Find the lines holding the word "name" and collect them.
Start
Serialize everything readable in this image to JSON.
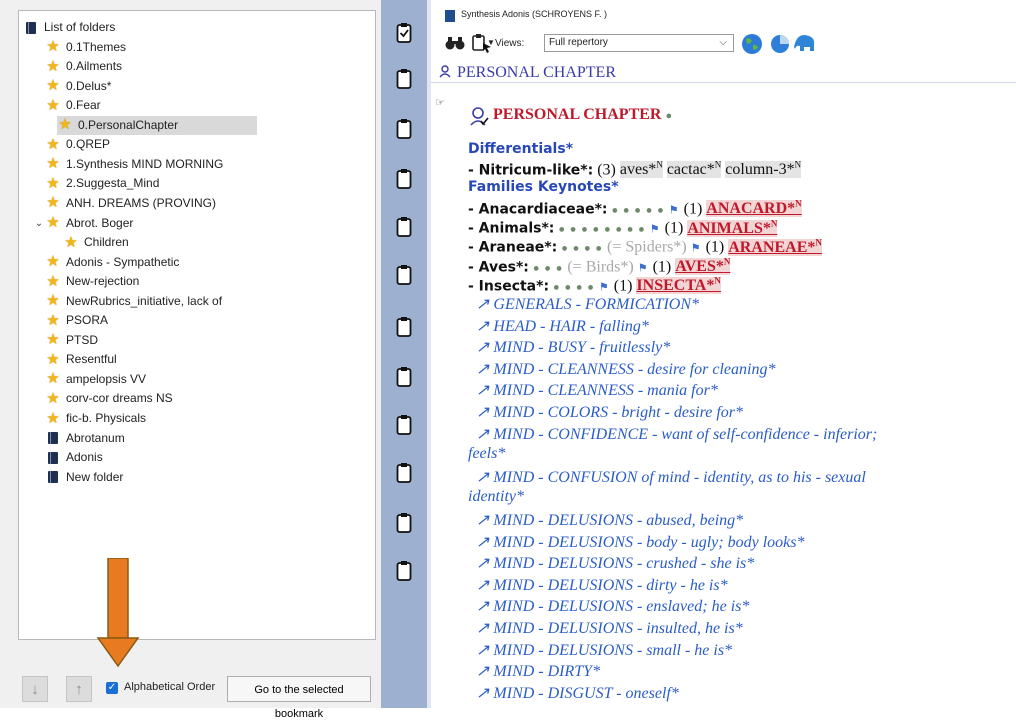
{
  "tree": {
    "items": [
      {
        "label": "List of folders",
        "icon": "book-icon",
        "expander": "⌄",
        "level": 0
      },
      {
        "label": "0.1Themes",
        "icon": "star-icon",
        "level": 1
      },
      {
        "label": "0.Ailments",
        "icon": "star-icon",
        "level": 1
      },
      {
        "label": "0.Delus*",
        "icon": "star-icon",
        "level": 1
      },
      {
        "label": "0.Fear",
        "icon": "star-icon",
        "level": 1
      },
      {
        "label": "0.PersonalChapter",
        "icon": "star-icon",
        "level": 1,
        "selected": true
      },
      {
        "label": "0.QREP",
        "icon": "star-icon",
        "level": 1
      },
      {
        "label": "1.Synthesis MIND MORNING",
        "icon": "star-icon",
        "level": 1
      },
      {
        "label": "2.Suggesta_Mind",
        "icon": "star-icon",
        "level": 1
      },
      {
        "label": "ANH. DREAMS (PROVING)",
        "icon": "star-icon",
        "level": 1
      },
      {
        "label": "Abrot. Boger",
        "icon": "star-icon",
        "expander": "⌄",
        "level": 1
      },
      {
        "label": "Children",
        "icon": "star-icon",
        "level": 2
      },
      {
        "label": "Adonis - Sympathetic",
        "icon": "star-icon",
        "level": 1
      },
      {
        "label": "New-rejection",
        "icon": "star-icon",
        "level": 1
      },
      {
        "label": "NewRubrics_initiative, lack of",
        "icon": "star-icon",
        "level": 1
      },
      {
        "label": "PSORA",
        "icon": "star-icon",
        "level": 1
      },
      {
        "label": "PTSD",
        "icon": "star-icon",
        "level": 1
      },
      {
        "label": "Resentful",
        "icon": "star-icon",
        "level": 1
      },
      {
        "label": "ampelopsis VV",
        "icon": "star-icon",
        "level": 1
      },
      {
        "label": "corv-cor dreams NS",
        "icon": "star-icon",
        "level": 1
      },
      {
        "label": "fic-b. Physicals",
        "icon": "star-icon",
        "level": 1
      },
      {
        "label": "Abrotanum",
        "icon": "book-icon",
        "level": 1
      },
      {
        "label": "Adonis",
        "icon": "book-icon",
        "level": 1
      },
      {
        "label": "New folder",
        "icon": "book-icon",
        "level": 1
      }
    ]
  },
  "bottom": {
    "down_icon": "↓",
    "up_icon": "↑",
    "alphabetical_label": "Alphabetical Order",
    "alphabetical_checked": true,
    "goto_label": "Go to the selected bookmark"
  },
  "right": {
    "title": "Synthesis Adonis (SCHROYENS F. )",
    "views_label": "Views:",
    "views_value": "Full repertory",
    "chapter_header": "PERSONAL CHAPTER",
    "chapter_title": "PERSONAL CHAPTER",
    "differentials_label": "Differentials*",
    "nitricum": {
      "name": "- Nitricum-like*:",
      "count": "(3)",
      "r1": "aves*",
      "r2": "cactac*",
      "r3": "column-3*",
      "sup": "N"
    },
    "families_label": "Families Keynotes*",
    "families": [
      {
        "name": "- Anacardiaceae*:",
        "dots": "● ● ● ● ●",
        "extra": "",
        "count": "(1)",
        "remedy": "ANACARD*",
        "sup": "N"
      },
      {
        "name": "- Animals*:",
        "dots": "● ● ● ● ● ● ● ●",
        "extra": "",
        "count": "(1)",
        "remedy": "ANIMALS*",
        "sup": "N"
      },
      {
        "name": "- Araneae*:",
        "dots": "● ● ● ●",
        "extra": "(= Spiders*)",
        "count": "(1)",
        "remedy": "ARANEAE*",
        "sup": "N"
      },
      {
        "name": "- Aves*:",
        "dots": "● ● ●",
        "extra": "(= Birds*)",
        "count": "(1)",
        "remedy": "AVES*",
        "sup": "N"
      },
      {
        "name": "- Insecta*:",
        "dots": "● ● ● ●",
        "extra": "",
        "count": "(1)",
        "remedy": "INSECTA*",
        "sup": "N"
      }
    ],
    "links": [
      "↗ GENERALS - FORMICATION*",
      "↗ HEAD - HAIR - falling*",
      "↗ MIND - BUSY - fruitlessly*",
      "↗ MIND - CLEANNESS - desire for cleaning*",
      "↗ MIND - CLEANNESS - mania for*",
      "↗ MIND - COLORS - bright - desire for*",
      "↗ MIND - CONFIDENCE - want of self-confidence - inferior;",
      "feels*",
      "↗ MIND - CONFUSION of mind - identity, as to his - sexual",
      "identity*",
      "↗ MIND - DELUSIONS - abused, being*",
      "↗ MIND - DELUSIONS - body - ugly; body looks*",
      "↗ MIND - DELUSIONS - crushed - she is*",
      "↗ MIND - DELUSIONS - dirty - he is*",
      "↗ MIND - DELUSIONS - enslaved; he is*",
      "↗ MIND - DELUSIONS - insulted, he is*",
      "↗ MIND - DELUSIONS - small - he is*",
      "↗ MIND - DIRTY*",
      "↗ MIND - DISGUST - oneself*"
    ]
  },
  "colors": {
    "accent": "#2848b8",
    "remedy_red": "#c0182a",
    "link_blue": "#2a5cc8",
    "strip": "#9db0d0",
    "annotation_arrow": "#e87a22"
  }
}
End
REPLY TO THE TASK
      "name": "- Nitricum-like*:",
        "name": "- Anacardiaceae*:",
        "name": "- Animals*:",
        "name": "- Araneae*:",
        "name": "- Aves*:",
        "name": "- Insecta*:",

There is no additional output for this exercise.